## Start
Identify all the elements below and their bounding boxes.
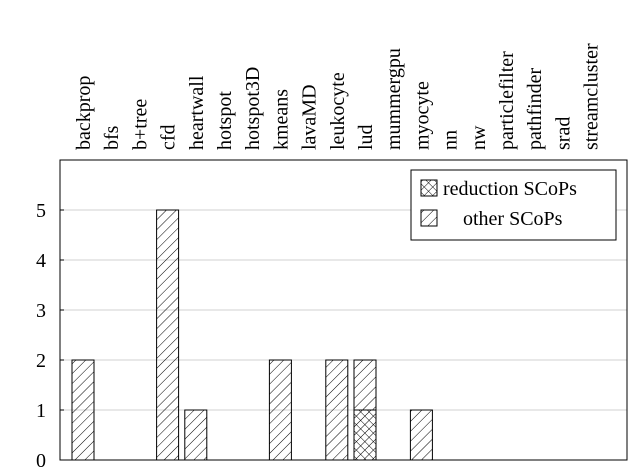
y-tick-label: 0 [36, 450, 46, 468]
x-category-label: heartwall [186, 75, 208, 150]
x-category-label: backprop [73, 76, 95, 150]
bars [71, 209, 433, 461]
x-category-label: pathfinder [524, 67, 546, 150]
x-category-label: cfd [158, 124, 180, 150]
x-category-label: nn [440, 130, 462, 150]
x-category-label: kmeans [270, 89, 292, 150]
bar-myocyte-other [409, 409, 433, 461]
y-tick-label: 1 [36, 400, 46, 422]
x-category-label: hotspot3D [242, 67, 264, 150]
x-category-label: hotspot [214, 91, 236, 150]
x-category-label: b+tree [129, 99, 151, 150]
x-category-label: nw [468, 125, 490, 150]
y-tick-label: 3 [36, 300, 46, 322]
bar-kmeans-other [268, 359, 292, 461]
legend-box [410, 169, 617, 241]
legend-swatch-other [420, 209, 438, 227]
x-category-label: myocyte [411, 81, 433, 150]
bar-lud-other [353, 359, 377, 411]
legend-label: reduction SCoPs [443, 178, 577, 200]
legend: reduction SCoPs other SCoPs [410, 169, 617, 241]
x-category-label: bfs [101, 125, 123, 150]
x-category-label: srad [552, 117, 574, 150]
x-category-label: particlefilter [496, 51, 518, 150]
bar-cfd-other [156, 209, 180, 461]
x-category-label: leukocyte [327, 72, 349, 150]
x-category-label: mummergpu [383, 48, 405, 150]
bar-backprop-other [71, 359, 95, 461]
legend-swatch-reduction [420, 179, 438, 197]
x-axis-categories: backprop bfs b+tree cfd heartwall hotspot hots… [73, 43, 603, 150]
bar-leukocyte-other [325, 359, 349, 461]
y-tick-label: 4 [36, 250, 46, 272]
x-category-label: lud [355, 124, 377, 150]
gridlines [60, 209, 627, 411]
bar-heartwall-other [184, 409, 208, 461]
x-category-label: lavaMD [299, 84, 321, 150]
y-tick-label: 2 [36, 350, 46, 372]
y-tick-label: 5 [36, 200, 46, 222]
x-category-label: streamcluster [581, 43, 603, 150]
y-axis-ticks: 0 1 2 3 4 5 [36, 200, 64, 468]
legend-label: other SCoPs [463, 208, 563, 230]
bar-lud-reduction [353, 409, 377, 461]
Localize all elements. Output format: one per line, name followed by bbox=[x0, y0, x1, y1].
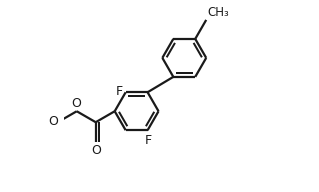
Text: CH₃: CH₃ bbox=[208, 6, 229, 19]
Text: F: F bbox=[145, 134, 152, 147]
Text: O: O bbox=[48, 115, 58, 128]
Text: O: O bbox=[71, 97, 81, 110]
Text: F: F bbox=[116, 85, 123, 98]
Text: O: O bbox=[91, 144, 101, 157]
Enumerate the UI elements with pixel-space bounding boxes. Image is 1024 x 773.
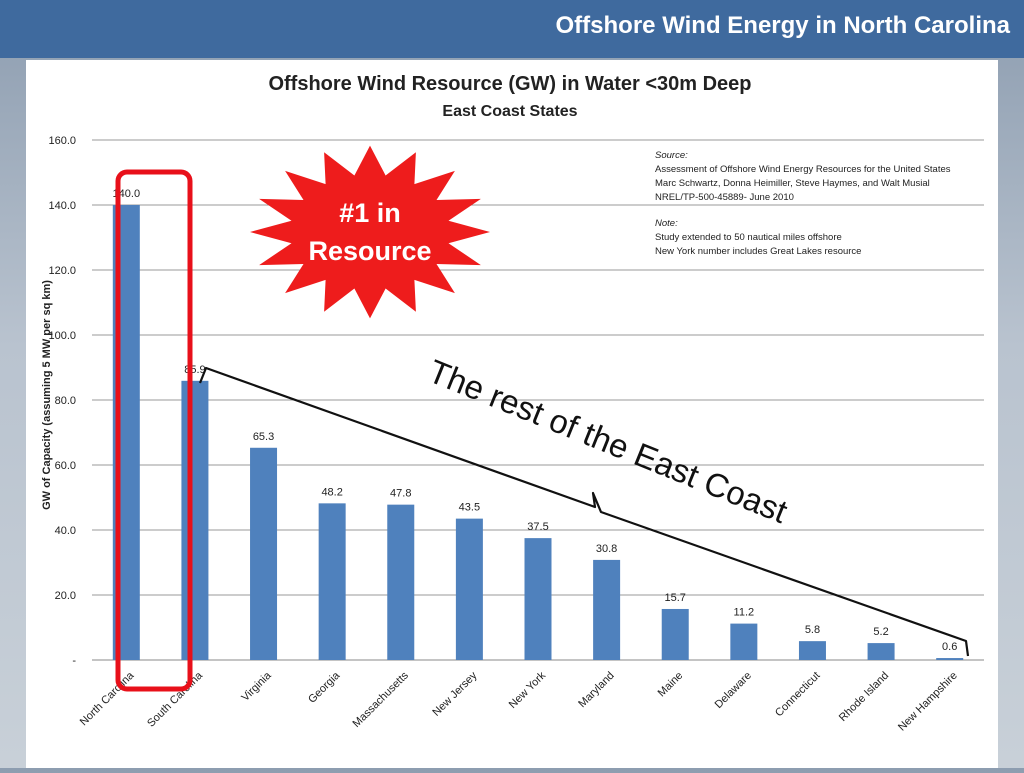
x-tick-label: North Carolina	[78, 669, 137, 728]
y-tick-label: -	[72, 655, 76, 667]
data-label: 5.8	[805, 624, 820, 636]
bar-georgia	[318, 503, 346, 660]
data-label: 11.2	[734, 607, 755, 619]
burst-text-line-1: #1 in	[339, 198, 401, 228]
bar-virginia	[250, 447, 278, 660]
chart-panel: Offshore Wind Resource (GW) in Water <30…	[26, 60, 998, 768]
x-tick-label: Maine	[656, 670, 686, 700]
y-tick-label: 20.0	[55, 590, 76, 602]
bar-maryland	[593, 559, 621, 660]
gridlines	[92, 139, 984, 596]
bar-rhode-island	[867, 643, 895, 660]
data-label: 65.3	[253, 431, 274, 443]
bar-chart: Offshore Wind Resource (GW) in Water <30…	[41, 73, 984, 733]
x-tick-label: Delaware	[713, 670, 754, 711]
slide-title: Offshore Wind Energy in North Carolina	[555, 12, 1010, 39]
x-tick-label: Connecticut	[773, 670, 823, 720]
bar-new-york	[524, 538, 552, 660]
x-tick-label: New Jersey	[430, 669, 479, 718]
y-tick-label: 140.0	[48, 200, 76, 212]
data-label: 48.2	[321, 486, 342, 498]
data-label: 15.7	[665, 592, 686, 604]
x-axis-labels: North Carolina South Carolina Virginia Geor…	[78, 669, 960, 733]
source-line-3: NREL/TP-500-45889- June 2010	[655, 192, 794, 203]
starburst-badge	[250, 145, 490, 319]
x-tick-label: South Carolina	[145, 669, 206, 730]
bar-new-jersey	[455, 518, 483, 660]
data-label: 43.5	[459, 502, 480, 514]
y-tick-label: 60.0	[55, 460, 76, 472]
slide-header: Offshore Wind Energy in North Carolina	[0, 0, 1024, 58]
source-label: Source:	[655, 150, 688, 161]
bar-maine	[661, 608, 689, 660]
value-labels: 140.085.965.348.2 47.843.537.530.815.711.…	[113, 188, 958, 653]
note-line-2: New York number includes Great Lakes res…	[655, 246, 861, 257]
source-line-2: Marc Schwartz, Donna Heimiller, Steve Ha…	[655, 178, 930, 189]
bar-delaware	[730, 623, 758, 660]
y-tick-label: 100.0	[48, 330, 76, 342]
bar-massachusetts	[387, 504, 415, 660]
bar-connecticut	[798, 641, 826, 660]
y-axis-label: GW of Capacity (assuming 5 MW per sq km)	[41, 280, 53, 510]
x-tick-label: New Hampshire	[896, 670, 960, 734]
bar-south-carolina	[181, 380, 209, 660]
x-tick-label: Georgia	[306, 669, 343, 706]
rest-brace	[198, 366, 970, 657]
source-note: Source: Assessment of Offshore Wind Ener…	[655, 150, 951, 257]
data-label: 0.6	[942, 641, 957, 653]
x-tick-label: Rhode Island	[837, 670, 891, 724]
chart-subtitle: East Coast States	[442, 103, 577, 120]
y-tick-label: 80.0	[55, 395, 76, 407]
burst-text-line-2: Resource	[308, 236, 431, 266]
highlight-box	[115, 169, 193, 692]
x-tick-label: Virginia	[239, 669, 274, 704]
bar-new-hampshire	[936, 658, 964, 660]
x-tick-label: Maryland	[576, 670, 616, 710]
y-axis-ticks: - 20.0 40.0 60.0 80.0 100.0 120.0 140.0 160.0	[48, 135, 76, 667]
data-label: 37.5	[527, 521, 548, 533]
note-label: Note:	[655, 218, 678, 229]
note-line-1: Study extended to 50 nautical miles offs…	[655, 232, 842, 243]
y-tick-label: 120.0	[48, 265, 76, 277]
x-tick-label: New York	[507, 669, 549, 711]
source-line-1: Assessment of Offshore Wind Energy Resou…	[655, 164, 951, 175]
data-label: 47.8	[390, 488, 411, 500]
chart-title: Offshore Wind Resource (GW) in Water <30…	[268, 73, 751, 95]
data-label: 30.8	[596, 543, 617, 555]
y-tick-label: 160.0	[48, 135, 76, 147]
data-label: 5.2	[873, 626, 888, 638]
y-tick-label: 40.0	[55, 525, 76, 537]
x-tick-label: Massachusetts	[351, 669, 412, 730]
## End
Please retype, unchanged, the stretch of lines from the one containing "669, 137, 728]" through the one containing "670, 686, 700]", including both of those lines.

x-tick-label: North Carolina	[78, 669, 137, 728]
y-tick-label: -	[72, 655, 76, 667]
data-label: 5.8	[805, 624, 820, 636]
bar-georgia	[318, 503, 346, 660]
data-label: 11.2	[734, 607, 755, 619]
burst-text-line-1: #1 in	[339, 198, 401, 228]
bar-virginia	[250, 447, 278, 660]
chart-panel: Offshore Wind Resource (GW) in Water <30…	[26, 60, 998, 768]
x-tick-label: Maine	[656, 670, 686, 700]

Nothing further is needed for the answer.